→ **YOUR INSTRUCTIONS**: Consider the data that follows and state how many lines contain the string "image", using the number alone.

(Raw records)

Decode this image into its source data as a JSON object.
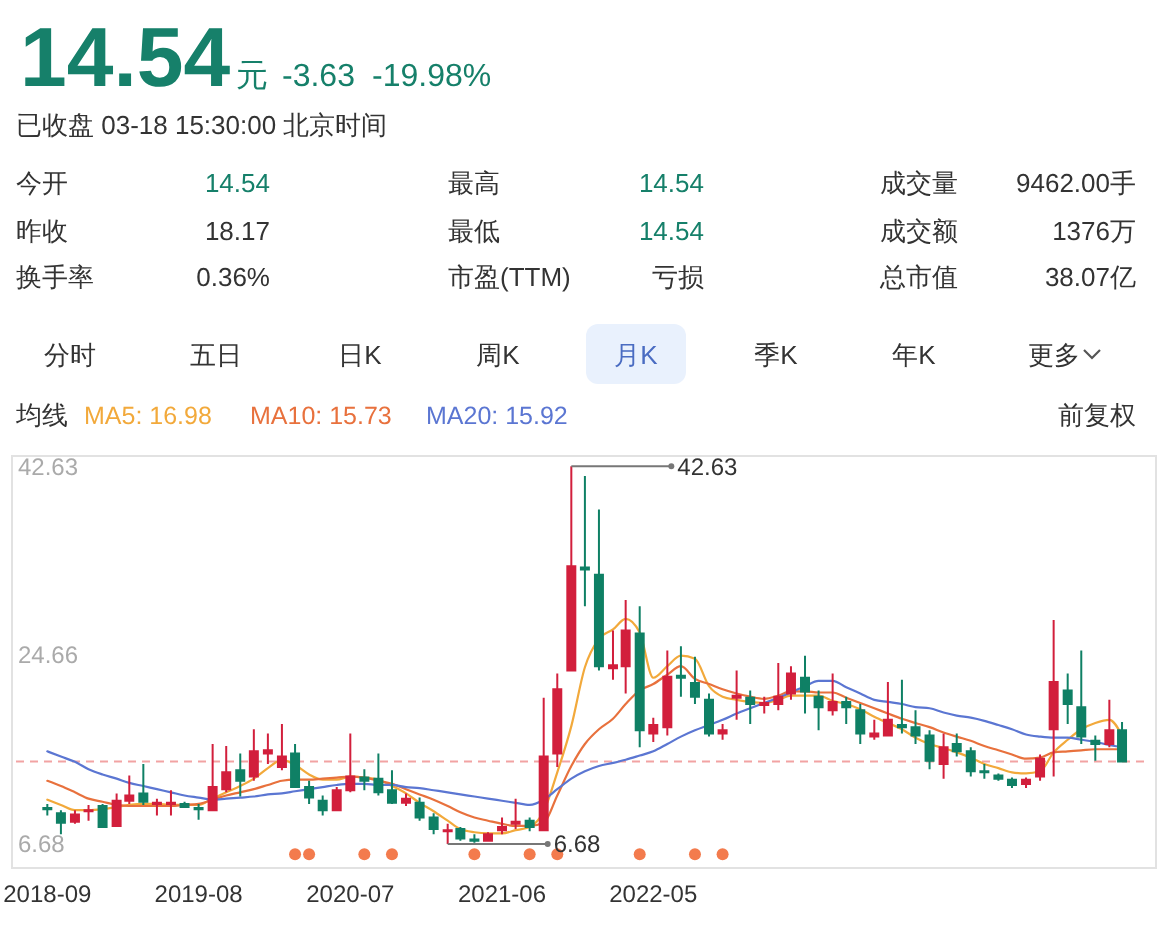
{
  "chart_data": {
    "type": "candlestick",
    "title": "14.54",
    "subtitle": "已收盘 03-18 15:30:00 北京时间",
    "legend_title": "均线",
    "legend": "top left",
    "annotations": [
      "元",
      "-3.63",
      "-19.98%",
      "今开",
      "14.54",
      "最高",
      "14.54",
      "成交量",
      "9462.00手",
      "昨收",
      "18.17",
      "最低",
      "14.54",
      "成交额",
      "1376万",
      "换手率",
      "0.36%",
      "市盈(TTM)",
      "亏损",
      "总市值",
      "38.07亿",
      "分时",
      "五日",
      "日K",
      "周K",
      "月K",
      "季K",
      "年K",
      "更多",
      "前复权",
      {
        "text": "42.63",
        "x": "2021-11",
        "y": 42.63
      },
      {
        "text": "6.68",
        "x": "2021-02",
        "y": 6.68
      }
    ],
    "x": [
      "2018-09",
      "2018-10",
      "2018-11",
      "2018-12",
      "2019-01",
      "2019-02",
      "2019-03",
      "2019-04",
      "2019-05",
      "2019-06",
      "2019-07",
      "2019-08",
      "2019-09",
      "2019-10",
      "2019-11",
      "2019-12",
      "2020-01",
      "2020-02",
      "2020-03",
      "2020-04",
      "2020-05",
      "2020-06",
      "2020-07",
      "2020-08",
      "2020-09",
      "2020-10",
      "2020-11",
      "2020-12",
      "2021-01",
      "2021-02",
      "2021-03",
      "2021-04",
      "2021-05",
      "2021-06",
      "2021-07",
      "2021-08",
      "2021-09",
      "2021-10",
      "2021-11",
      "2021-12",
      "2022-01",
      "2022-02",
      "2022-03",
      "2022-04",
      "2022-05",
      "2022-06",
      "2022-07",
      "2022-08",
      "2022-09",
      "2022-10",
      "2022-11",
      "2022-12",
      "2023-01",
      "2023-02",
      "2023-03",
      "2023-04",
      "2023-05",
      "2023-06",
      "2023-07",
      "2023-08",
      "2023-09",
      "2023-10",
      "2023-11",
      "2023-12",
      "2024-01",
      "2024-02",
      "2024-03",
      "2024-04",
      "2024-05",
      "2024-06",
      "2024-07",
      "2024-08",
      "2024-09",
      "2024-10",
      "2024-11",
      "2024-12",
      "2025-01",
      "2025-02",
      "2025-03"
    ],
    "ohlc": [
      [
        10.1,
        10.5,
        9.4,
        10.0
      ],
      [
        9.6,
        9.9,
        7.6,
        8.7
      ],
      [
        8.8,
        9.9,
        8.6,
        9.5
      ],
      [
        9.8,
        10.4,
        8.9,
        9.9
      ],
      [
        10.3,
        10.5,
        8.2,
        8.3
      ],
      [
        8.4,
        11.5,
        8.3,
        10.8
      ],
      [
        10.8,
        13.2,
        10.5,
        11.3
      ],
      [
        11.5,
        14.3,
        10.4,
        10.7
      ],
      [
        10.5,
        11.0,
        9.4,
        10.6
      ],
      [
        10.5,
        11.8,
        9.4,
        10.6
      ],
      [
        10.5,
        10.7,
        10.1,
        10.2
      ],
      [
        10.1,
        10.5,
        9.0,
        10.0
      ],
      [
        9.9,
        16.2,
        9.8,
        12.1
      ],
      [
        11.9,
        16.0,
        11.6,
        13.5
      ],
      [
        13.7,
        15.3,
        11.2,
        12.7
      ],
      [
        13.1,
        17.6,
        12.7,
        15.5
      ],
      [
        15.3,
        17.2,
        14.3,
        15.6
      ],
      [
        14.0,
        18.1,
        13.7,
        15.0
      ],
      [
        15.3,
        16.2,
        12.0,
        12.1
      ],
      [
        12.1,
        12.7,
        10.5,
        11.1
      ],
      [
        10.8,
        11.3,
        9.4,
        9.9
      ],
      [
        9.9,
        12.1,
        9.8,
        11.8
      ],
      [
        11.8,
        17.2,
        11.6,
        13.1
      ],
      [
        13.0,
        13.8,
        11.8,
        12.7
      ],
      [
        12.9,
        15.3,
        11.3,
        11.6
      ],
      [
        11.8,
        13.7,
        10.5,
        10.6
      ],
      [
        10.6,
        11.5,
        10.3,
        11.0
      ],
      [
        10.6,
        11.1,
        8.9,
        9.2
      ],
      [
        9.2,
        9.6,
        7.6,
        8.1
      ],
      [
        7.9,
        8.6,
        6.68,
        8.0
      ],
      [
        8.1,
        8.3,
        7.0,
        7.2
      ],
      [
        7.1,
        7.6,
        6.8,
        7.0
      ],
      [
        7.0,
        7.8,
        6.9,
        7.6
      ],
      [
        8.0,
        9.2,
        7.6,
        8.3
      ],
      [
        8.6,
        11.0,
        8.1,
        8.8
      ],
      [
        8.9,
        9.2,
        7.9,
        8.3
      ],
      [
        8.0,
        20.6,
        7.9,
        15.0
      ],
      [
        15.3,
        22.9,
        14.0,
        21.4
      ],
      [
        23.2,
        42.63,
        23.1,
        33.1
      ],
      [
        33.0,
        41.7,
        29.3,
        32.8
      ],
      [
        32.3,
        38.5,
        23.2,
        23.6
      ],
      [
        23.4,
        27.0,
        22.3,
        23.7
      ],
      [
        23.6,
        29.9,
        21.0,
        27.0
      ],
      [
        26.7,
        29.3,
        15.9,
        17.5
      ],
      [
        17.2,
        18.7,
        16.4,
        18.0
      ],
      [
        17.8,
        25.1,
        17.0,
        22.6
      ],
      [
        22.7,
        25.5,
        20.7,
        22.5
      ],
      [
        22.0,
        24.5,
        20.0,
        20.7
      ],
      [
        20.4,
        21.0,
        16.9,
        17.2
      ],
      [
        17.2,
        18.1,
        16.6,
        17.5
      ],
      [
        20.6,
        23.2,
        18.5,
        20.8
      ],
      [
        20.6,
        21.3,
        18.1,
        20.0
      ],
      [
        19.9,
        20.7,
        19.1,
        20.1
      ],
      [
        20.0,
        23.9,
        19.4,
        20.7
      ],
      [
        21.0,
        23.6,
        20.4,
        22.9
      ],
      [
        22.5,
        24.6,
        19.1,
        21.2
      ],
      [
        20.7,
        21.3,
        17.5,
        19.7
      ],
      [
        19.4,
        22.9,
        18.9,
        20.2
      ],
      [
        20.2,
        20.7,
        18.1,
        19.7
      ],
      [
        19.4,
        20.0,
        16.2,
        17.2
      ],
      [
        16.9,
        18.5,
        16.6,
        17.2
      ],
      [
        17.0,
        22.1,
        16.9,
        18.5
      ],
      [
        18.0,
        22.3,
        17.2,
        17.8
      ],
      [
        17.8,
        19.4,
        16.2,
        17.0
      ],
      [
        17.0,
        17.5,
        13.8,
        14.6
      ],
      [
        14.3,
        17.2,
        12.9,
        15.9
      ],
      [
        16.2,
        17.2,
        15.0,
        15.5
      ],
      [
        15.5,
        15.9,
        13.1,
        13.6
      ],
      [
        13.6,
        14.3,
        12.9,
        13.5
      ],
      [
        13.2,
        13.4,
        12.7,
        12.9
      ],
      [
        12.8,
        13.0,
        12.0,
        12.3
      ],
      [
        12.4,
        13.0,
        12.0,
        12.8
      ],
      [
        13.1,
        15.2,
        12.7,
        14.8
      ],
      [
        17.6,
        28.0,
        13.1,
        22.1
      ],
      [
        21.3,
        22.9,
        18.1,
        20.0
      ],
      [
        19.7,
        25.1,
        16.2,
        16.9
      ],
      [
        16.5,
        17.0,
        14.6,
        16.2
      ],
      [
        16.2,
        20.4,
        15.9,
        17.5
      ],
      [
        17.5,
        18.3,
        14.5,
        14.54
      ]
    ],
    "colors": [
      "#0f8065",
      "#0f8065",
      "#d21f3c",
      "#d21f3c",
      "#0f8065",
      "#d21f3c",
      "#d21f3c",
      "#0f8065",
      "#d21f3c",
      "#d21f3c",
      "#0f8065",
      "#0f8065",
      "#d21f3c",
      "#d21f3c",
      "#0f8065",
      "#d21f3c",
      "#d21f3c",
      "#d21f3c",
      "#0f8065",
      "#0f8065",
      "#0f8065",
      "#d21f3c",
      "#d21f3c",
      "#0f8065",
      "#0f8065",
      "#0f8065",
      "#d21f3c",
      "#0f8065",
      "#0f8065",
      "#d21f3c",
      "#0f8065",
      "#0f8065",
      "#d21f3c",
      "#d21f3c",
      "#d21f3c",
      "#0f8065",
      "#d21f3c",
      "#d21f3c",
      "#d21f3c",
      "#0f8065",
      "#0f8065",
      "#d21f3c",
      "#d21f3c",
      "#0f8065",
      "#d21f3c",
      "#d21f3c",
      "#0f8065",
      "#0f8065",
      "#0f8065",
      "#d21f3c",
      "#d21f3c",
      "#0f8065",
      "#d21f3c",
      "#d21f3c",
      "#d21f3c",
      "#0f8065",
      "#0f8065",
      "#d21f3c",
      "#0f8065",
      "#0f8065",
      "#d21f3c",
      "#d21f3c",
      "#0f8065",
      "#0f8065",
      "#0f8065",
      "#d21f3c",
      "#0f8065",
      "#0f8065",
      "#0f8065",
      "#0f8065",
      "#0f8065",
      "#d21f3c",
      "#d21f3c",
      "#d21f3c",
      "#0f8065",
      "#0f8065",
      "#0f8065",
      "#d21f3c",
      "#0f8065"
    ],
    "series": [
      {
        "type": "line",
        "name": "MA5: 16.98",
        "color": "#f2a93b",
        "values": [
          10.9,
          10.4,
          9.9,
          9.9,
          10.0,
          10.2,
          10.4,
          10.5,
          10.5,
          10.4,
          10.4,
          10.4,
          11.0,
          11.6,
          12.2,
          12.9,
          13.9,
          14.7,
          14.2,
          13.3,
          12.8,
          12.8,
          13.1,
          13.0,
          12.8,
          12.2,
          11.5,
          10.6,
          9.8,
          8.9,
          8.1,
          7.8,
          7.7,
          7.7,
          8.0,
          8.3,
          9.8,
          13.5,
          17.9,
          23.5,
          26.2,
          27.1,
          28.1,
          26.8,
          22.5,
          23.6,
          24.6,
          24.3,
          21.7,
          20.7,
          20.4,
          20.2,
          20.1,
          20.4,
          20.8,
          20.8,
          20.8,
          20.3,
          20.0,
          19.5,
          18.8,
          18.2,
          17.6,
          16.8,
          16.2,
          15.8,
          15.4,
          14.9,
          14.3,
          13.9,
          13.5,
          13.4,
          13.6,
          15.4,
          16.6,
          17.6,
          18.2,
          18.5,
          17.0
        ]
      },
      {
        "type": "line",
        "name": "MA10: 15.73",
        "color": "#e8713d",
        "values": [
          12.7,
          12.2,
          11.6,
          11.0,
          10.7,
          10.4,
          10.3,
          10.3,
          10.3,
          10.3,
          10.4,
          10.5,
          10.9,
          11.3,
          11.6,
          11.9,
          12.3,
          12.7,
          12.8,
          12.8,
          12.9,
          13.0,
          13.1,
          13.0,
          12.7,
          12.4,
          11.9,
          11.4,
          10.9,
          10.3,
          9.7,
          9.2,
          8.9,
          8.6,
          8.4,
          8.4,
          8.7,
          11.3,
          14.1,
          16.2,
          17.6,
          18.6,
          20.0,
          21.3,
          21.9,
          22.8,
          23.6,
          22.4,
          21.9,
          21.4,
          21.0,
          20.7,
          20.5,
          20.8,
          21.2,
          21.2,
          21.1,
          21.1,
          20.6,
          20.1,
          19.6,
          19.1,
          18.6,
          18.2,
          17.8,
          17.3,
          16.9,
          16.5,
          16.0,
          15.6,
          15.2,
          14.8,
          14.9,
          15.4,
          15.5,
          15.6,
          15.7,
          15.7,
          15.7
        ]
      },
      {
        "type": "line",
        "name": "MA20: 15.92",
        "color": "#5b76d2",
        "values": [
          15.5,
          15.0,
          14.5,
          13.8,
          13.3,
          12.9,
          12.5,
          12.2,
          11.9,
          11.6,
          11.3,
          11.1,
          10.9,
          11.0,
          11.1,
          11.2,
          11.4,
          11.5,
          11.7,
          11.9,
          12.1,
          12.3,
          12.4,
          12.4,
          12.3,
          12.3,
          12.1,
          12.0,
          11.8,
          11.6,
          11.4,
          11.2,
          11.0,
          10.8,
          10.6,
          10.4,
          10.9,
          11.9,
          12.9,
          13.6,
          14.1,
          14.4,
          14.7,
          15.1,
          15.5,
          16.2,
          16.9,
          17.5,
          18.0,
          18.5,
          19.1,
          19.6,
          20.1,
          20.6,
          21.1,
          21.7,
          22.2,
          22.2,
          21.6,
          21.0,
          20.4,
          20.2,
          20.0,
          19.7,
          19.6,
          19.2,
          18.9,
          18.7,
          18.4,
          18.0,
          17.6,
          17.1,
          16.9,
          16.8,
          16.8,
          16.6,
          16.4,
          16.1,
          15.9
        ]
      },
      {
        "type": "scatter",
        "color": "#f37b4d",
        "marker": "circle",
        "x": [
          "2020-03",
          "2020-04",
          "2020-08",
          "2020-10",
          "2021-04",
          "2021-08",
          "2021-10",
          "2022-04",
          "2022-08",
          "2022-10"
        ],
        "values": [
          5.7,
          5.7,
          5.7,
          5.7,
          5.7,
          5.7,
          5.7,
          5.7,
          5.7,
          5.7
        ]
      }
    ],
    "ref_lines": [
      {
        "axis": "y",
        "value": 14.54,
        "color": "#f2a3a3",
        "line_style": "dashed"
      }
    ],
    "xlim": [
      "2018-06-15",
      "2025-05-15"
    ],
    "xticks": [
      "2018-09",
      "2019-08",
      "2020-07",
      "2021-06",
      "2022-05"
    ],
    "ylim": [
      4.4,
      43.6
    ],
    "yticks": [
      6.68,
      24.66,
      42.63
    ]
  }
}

==

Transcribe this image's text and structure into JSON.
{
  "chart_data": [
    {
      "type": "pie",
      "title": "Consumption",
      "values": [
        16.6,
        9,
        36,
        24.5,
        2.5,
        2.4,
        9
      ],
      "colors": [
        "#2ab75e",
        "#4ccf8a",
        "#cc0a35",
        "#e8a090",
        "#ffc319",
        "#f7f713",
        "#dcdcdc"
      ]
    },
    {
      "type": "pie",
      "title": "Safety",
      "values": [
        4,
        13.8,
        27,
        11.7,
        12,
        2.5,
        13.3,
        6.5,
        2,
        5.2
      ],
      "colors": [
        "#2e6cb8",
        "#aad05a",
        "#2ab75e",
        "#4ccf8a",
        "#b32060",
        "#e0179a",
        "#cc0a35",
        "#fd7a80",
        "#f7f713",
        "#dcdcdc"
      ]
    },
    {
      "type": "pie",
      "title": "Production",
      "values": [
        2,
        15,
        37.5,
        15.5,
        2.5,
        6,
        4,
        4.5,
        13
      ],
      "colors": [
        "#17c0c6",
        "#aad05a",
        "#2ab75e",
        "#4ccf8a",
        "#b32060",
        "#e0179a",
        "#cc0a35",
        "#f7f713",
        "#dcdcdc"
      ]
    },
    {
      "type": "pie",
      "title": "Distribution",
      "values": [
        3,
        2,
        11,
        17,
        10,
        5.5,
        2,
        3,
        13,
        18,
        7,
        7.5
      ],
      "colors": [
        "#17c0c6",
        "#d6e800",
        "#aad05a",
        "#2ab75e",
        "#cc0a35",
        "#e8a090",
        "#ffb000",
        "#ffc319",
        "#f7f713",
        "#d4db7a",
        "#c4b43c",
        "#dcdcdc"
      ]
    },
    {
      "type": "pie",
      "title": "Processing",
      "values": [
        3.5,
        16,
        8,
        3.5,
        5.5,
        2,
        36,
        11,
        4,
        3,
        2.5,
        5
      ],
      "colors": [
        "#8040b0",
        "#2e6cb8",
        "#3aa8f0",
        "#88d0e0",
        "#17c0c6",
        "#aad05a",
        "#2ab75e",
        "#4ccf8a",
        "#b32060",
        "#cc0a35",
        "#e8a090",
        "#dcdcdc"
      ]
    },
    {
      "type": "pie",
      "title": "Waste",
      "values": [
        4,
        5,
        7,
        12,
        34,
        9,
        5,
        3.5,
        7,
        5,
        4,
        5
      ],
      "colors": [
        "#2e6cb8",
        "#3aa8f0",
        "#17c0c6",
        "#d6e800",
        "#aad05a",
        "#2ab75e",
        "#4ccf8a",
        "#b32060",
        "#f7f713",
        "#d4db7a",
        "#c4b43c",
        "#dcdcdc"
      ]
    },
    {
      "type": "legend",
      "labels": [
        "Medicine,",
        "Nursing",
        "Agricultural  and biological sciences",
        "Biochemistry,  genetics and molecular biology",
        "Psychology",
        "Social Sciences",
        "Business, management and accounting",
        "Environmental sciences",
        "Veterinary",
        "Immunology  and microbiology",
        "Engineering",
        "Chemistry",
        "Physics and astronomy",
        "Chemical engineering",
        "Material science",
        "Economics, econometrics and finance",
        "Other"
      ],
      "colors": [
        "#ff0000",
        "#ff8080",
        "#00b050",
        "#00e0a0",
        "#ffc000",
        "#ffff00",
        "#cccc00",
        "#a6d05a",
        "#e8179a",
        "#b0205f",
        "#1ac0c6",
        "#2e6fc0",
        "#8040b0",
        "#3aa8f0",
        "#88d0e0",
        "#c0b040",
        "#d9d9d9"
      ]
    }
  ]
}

→ **WORKED SOLUTION**: 2